Problem statement
Your copy of the material below should match it exactly, except that it holds no pictures.

*** Supplied data

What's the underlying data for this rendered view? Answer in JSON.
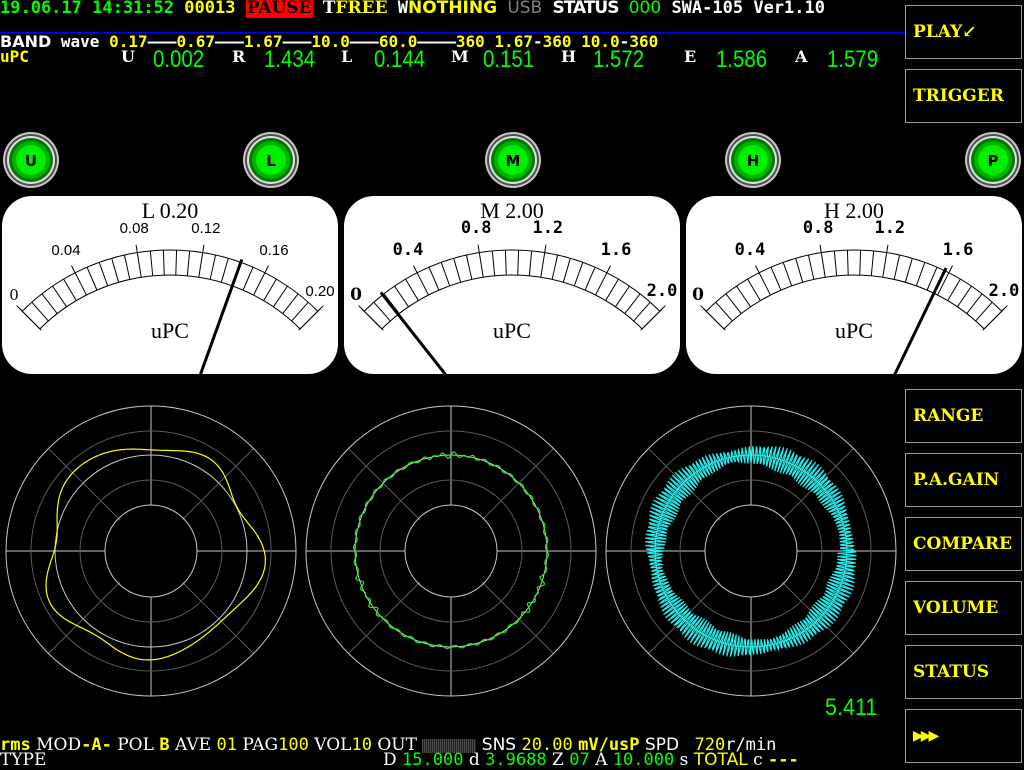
{
  "status_bar": {
    "date": "19.06.17",
    "time": "14:31:52",
    "counter": "00013",
    "state": "PAUSE",
    "t_label": "T",
    "t_value": "FREE",
    "w_label": "W",
    "w_value": "NOTHING",
    "usb": "USB",
    "status_label": "STATUS",
    "status_value": "000",
    "model": "SWA-105",
    "version": "Ver1.10"
  },
  "band_row": {
    "label": "BAND",
    "mode": "wave",
    "ranges": [
      "0.17",
      "0.67",
      "1.67",
      "10.0",
      "60.0",
      "360",
      "1.67",
      "360",
      "10.0",
      "360"
    ]
  },
  "readings": {
    "unit_label": "uPC",
    "items": [
      {
        "key": "U",
        "value": "0.002"
      },
      {
        "key": "R",
        "value": "1.434"
      },
      {
        "key": "L",
        "value": "0.144"
      },
      {
        "key": "M",
        "value": "0.151"
      },
      {
        "key": "H",
        "value": "1.572"
      },
      {
        "key": "E",
        "value": "1.586"
      },
      {
        "key": "A",
        "value": "1.579"
      }
    ]
  },
  "indicators": [
    {
      "label": "U",
      "state": "on"
    },
    {
      "label": "L",
      "state": "on"
    },
    {
      "label": "M",
      "state": "on"
    },
    {
      "label": "H",
      "state": "on"
    },
    {
      "label": "P",
      "state": "on"
    }
  ],
  "meters": [
    {
      "title": "L 0.20",
      "unit": "uPC",
      "min": 0,
      "max": 0.2,
      "value": 0.144,
      "tick_labels": [
        "0",
        "0.04",
        "0.08",
        "0.12",
        "0.16",
        "0.20"
      ]
    },
    {
      "title": "M 2.00",
      "unit": "uPC",
      "min": 0,
      "max": 2.0,
      "value": 0.151,
      "tick_labels": [
        "0",
        "0.4",
        "0.8",
        "1.2",
        "1.6",
        "2.0"
      ]
    },
    {
      "title": "H 2.00",
      "unit": "uPC",
      "min": 0,
      "max": 2.0,
      "value": 1.572,
      "tick_labels": [
        "0",
        "0.4",
        "0.8",
        "1.2",
        "1.6",
        "2.0"
      ]
    }
  ],
  "polar_plots": [
    {
      "name": "L",
      "color": "#ffff00",
      "style": "smooth-lobed"
    },
    {
      "name": "M",
      "color": "#22ee22",
      "style": "near-circle"
    },
    {
      "name": "H",
      "color": "#22eeee",
      "style": "high-frequency"
    }
  ],
  "overall_value": "5.411",
  "side_buttons_top": [
    {
      "label": "PLAY↙"
    },
    {
      "label": "TRIGGER"
    }
  ],
  "side_buttons_bottom": [
    {
      "label": "RANGE"
    },
    {
      "label": "P.A.GAIN"
    },
    {
      "label": "COMPARE"
    },
    {
      "label": "VOLUME"
    },
    {
      "label": "STATUS"
    },
    {
      "label": "▶▶▶"
    }
  ],
  "footer": {
    "rms": "rms",
    "mod_label": "MOD",
    "mod_value": "-A-",
    "pol_label": "POL",
    "pol_value": "B",
    "ave_label": "AVE",
    "ave_value": "01",
    "pag_label": "PAG",
    "pag_value": "100",
    "vol_label": "VOL",
    "vol_value": "10",
    "out_label": "OUT",
    "sns_label": "SNS",
    "sns_value": "20.00",
    "sns_unit": "mV/usP",
    "spd_label": "SPD",
    "spd_value": "720",
    "spd_unit": "r/min",
    "type_label": "TYPE",
    "d_label": "D",
    "d_value": "15.000",
    "d2_label": "d",
    "d2_value": "3.9688",
    "z_label": "Z",
    "z_value": "07",
    "a_label": "A",
    "a_value": "10.000",
    "s_label": "s",
    "total_label": "TOTAL",
    "c_label": "c",
    "c_value": "---"
  },
  "colors": {
    "green": "#00ff00",
    "yellow": "#ffff00",
    "pause_bg": "#ff0000",
    "divider": "#0000ff"
  }
}
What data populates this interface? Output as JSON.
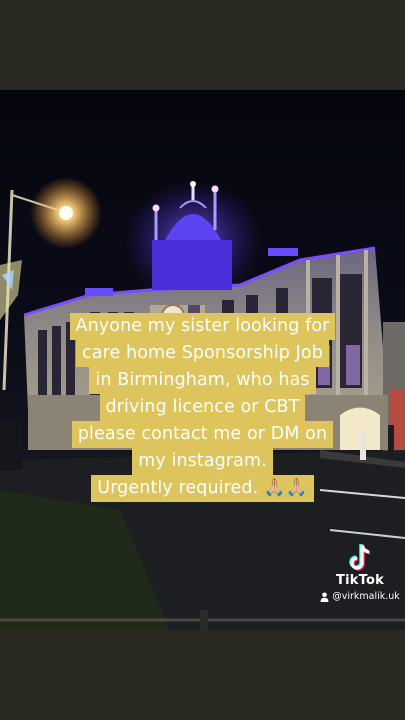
{
  "caption": {
    "lines": [
      "Anyone my sister looking for",
      "care home Sponsorship Job",
      "in Birmingham, who has",
      "driving licence or CBT",
      "please contact me or DM on",
      "my instagram.",
      "Urgently required. 🙏🏼🙏🏼"
    ]
  },
  "watermark": {
    "brand": "TikTok",
    "username": "@virkmalik.uk",
    "logo_icon": "tiktok-logo-icon",
    "user_icon": "person-icon"
  },
  "colors": {
    "caption_bg": "#ddc45c",
    "caption_text": "#ffffff",
    "dome_light": "#5a3ff0",
    "band": "#2b2a22"
  }
}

******

Task answer
What's the underlying data for this rendered view? Answer in JSON.
{
  "status_bar": {
    "date": "19.06.17",
    "time": "14:31:52",
    "counter": "00013",
    "state": "PAUSE",
    "t_label": "T",
    "t_value": "FREE",
    "w_label": "W",
    "w_value": "NOTHING",
    "usb": "USB",
    "status_label": "STATUS",
    "status_value": "000",
    "model": "SWA-105",
    "version": "Ver1.10"
  },
  "band_row": {
    "label": "BAND",
    "mode": "wave",
    "ranges": [
      "0.17",
      "0.67",
      "1.67",
      "10.0",
      "60.0",
      "360",
      "1.67",
      "360",
      "10.0",
      "360"
    ]
  },
  "readings": {
    "unit_label": "uPC",
    "items": [
      {
        "key": "U",
        "value": "0.002"
      },
      {
        "key": "R",
        "value": "1.434"
      },
      {
        "key": "L",
        "value": "0.144"
      },
      {
        "key": "M",
        "value": "0.151"
      },
      {
        "key": "H",
        "value": "1.572"
      },
      {
        "key": "E",
        "value": "1.586"
      },
      {
        "key": "A",
        "value": "1.579"
      }
    ]
  },
  "indicators": [
    {
      "label": "U",
      "state": "on"
    },
    {
      "label": "L",
      "state": "on"
    },
    {
      "label": "M",
      "state": "on"
    },
    {
      "label": "H",
      "state": "on"
    },
    {
      "label": "P",
      "state": "on"
    }
  ],
  "meters": [
    {
      "title": "L 0.20",
      "unit": "uPC",
      "min": 0,
      "max": 0.2,
      "value": 0.144,
      "tick_labels": [
        "0",
        "0.04",
        "0.08",
        "0.12",
        "0.16",
        "0.20"
      ]
    },
    {
      "title": "M 2.00",
      "unit": "uPC",
      "min": 0,
      "max": 2.0,
      "value": 0.151,
      "tick_labels": [
        "0",
        "0.4",
        "0.8",
        "1.2",
        "1.6",
        "2.0"
      ]
    },
    {
      "title": "H 2.00",
      "unit": "uPC",
      "min": 0,
      "max": 2.0,
      "value": 1.572,
      "tick_labels": [
        "0",
        "0.4",
        "0.8",
        "1.2",
        "1.6",
        "2.0"
      ]
    }
  ],
  "polar_plots": [
    {
      "name": "L",
      "color": "#ffff00",
      "style": "smooth-lobed"
    },
    {
      "name": "M",
      "color": "#22ee22",
      "style": "near-circle"
    },
    {
      "name": "H",
      "color": "#22eeee",
      "style": "high-frequency"
    }
  ],
  "overall_value": "5.411",
  "side_buttons_top": [
    {
      "label": "PLAY↙"
    },
    {
      "label": "TRIGGER"
    }
  ],
  "side_buttons_bottom": [
    {
      "label": "RANGE"
    },
    {
      "label": "P.A.GAIN"
    },
    {
      "label": "COMPARE"
    },
    {
      "label": "VOLUME"
    },
    {
      "label": "STATUS"
    },
    {
      "label": "▶▶▶"
    }
  ],
  "footer": {
    "rms": "rms",
    "mod_label": "MOD",
    "mod_value": "-A-",
    "pol_label": "POL",
    "pol_value": "B",
    "ave_label": "AVE",
    "ave_value": "01",
    "pag_label": "PAG",
    "pag_value": "100",
    "vol_label": "VOL",
    "vol_value": "10",
    "out_label": "OUT",
    "sns_label": "SNS",
    "sns_value": "20.00",
    "sns_unit": "mV/usP",
    "spd_label": "SPD",
    "spd_value": "720",
    "spd_unit": "r/min",
    "type_label": "TYPE",
    "d_label": "D",
    "d_value": "15.000",
    "d2_label": "d",
    "d2_value": "3.9688",
    "z_label": "Z",
    "z_value": "07",
    "a_label": "A",
    "a_value": "10.000",
    "s_label": "s",
    "total_label": "TOTAL",
    "c_label": "c",
    "c_value": "---"
  },
  "colors": {
    "green": "#00ff00",
    "yellow": "#ffff00",
    "pause_bg": "#ff0000",
    "divider": "#0000ff"
  }
}
What data populates this interface? Output as JSON.
{
  "caption": {
    "lines": [
      "Anyone my sister looking for",
      "care home Sponsorship Job",
      "in Birmingham, who has",
      "driving licence or CBT",
      "please contact me or DM on",
      "my instagram.",
      "Urgently required. 🙏🏼🙏🏼"
    ]
  },
  "watermark": {
    "brand": "TikTok",
    "username": "@virkmalik.uk",
    "logo_icon": "tiktok-logo-icon",
    "user_icon": "person-icon"
  },
  "colors": {
    "caption_bg": "#ddc45c",
    "caption_text": "#ffffff",
    "dome_light": "#5a3ff0",
    "band": "#2b2a22"
  }
}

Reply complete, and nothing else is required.